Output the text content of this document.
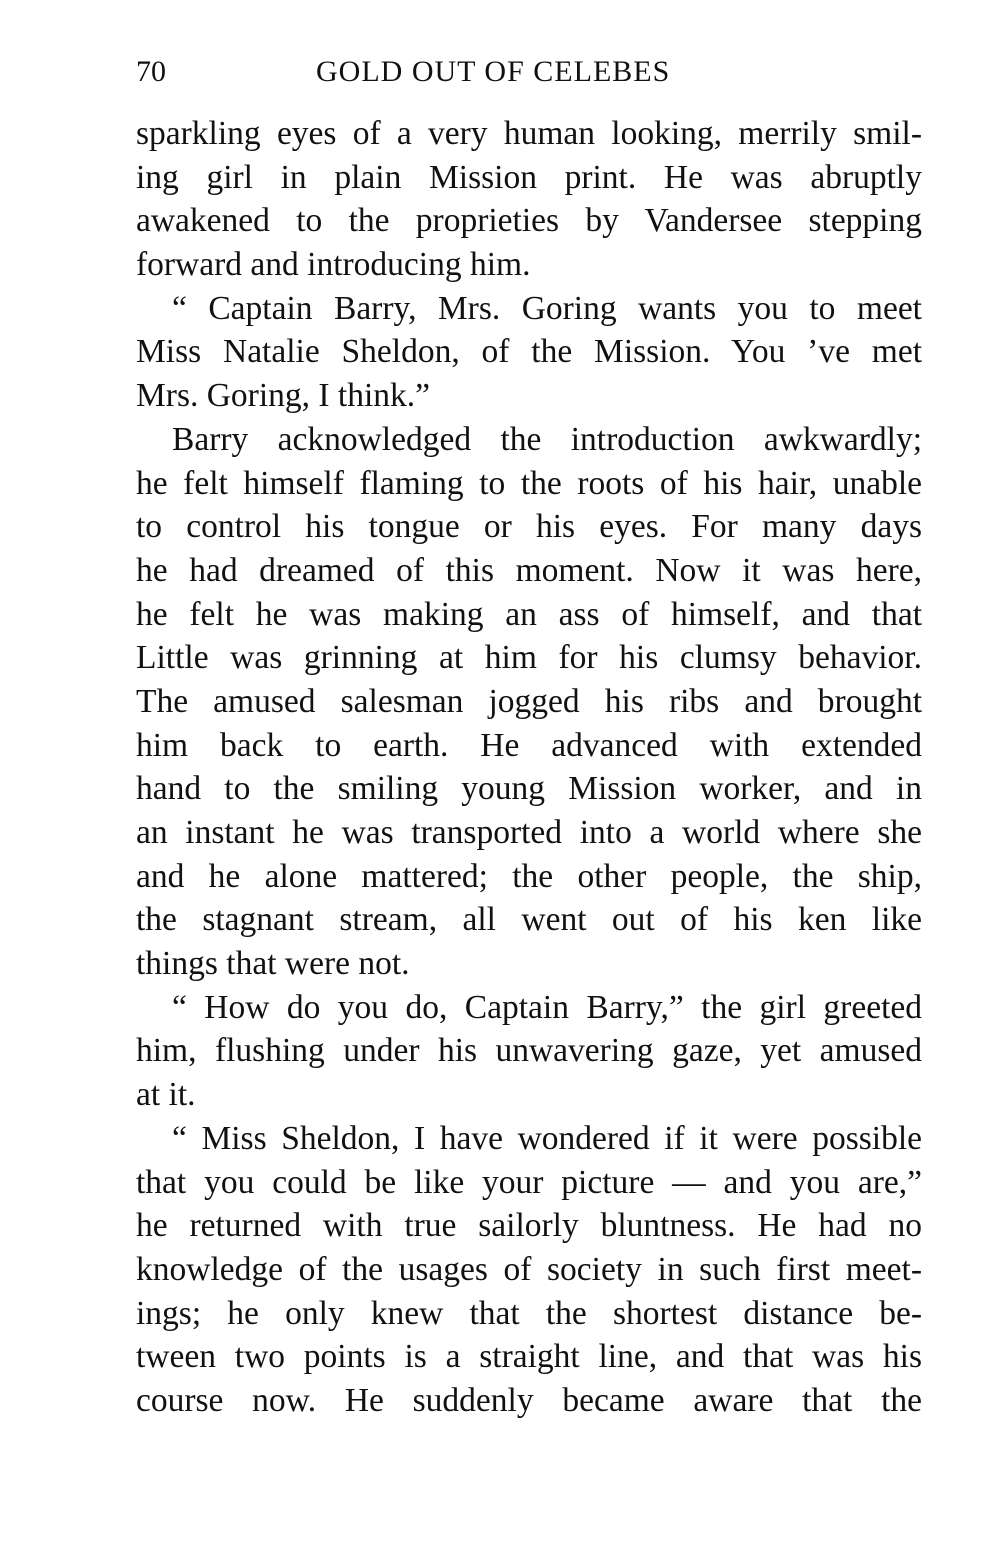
70	GOLD OUT OF CELEBES
sparkling eyes of a very human looking, merrily smil-
ing girl in plain Mission print. He was abruptly
awakened to the proprieties by Vandersee stepping
forward and introducing him.
“ Captain Barry, Mrs. Goring wants you to meet
Miss Natalie Sheldon, of the Mission. You ’ve met
Mrs. Goring, I think.”
Barry acknowledged the introduction awkwardly;
he felt himself flaming to the roots of his hair, unable
to control his tongue or his eyes. For many days
he had dreamed of this moment. Now it was here,
he felt he was making an ass of himself, and that
Little was grinning at him for his clumsy behavior.
The amused salesman jogged his ribs and brought
him back to earth. He advanced with extended
hand to the smiling young Mission worker, and in
an instant he was transported into a world where she
and he alone mattered; the other people, the ship,
the stagnant stream, all went out of his ken like
things that were not.
“ How do you do, Captain Barry,” the girl greeted
him, flushing under his unwavering gaze, yet amused
at it.
“ Miss Sheldon, I have wondered if it were possible
that you could be like your picture — and you are,”
he returned with true sailorly bluntness. He had no
knowledge of the usages of society in such first meet-
ings; he only knew that the shortest distance be-
tween two points is a straight line, and that was his
course now. He suddenly became aware that the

:::

■ What you will do ■
Return all lines containing the word "that".

■ Exercise output ■
he felt he was making an ass of himself, and that
things that were not.
that you could be like your picture — and you are,”
ings; he only knew that the shortest distance be-
tween two points is a straight line, and that was his
course now. He suddenly became aware that the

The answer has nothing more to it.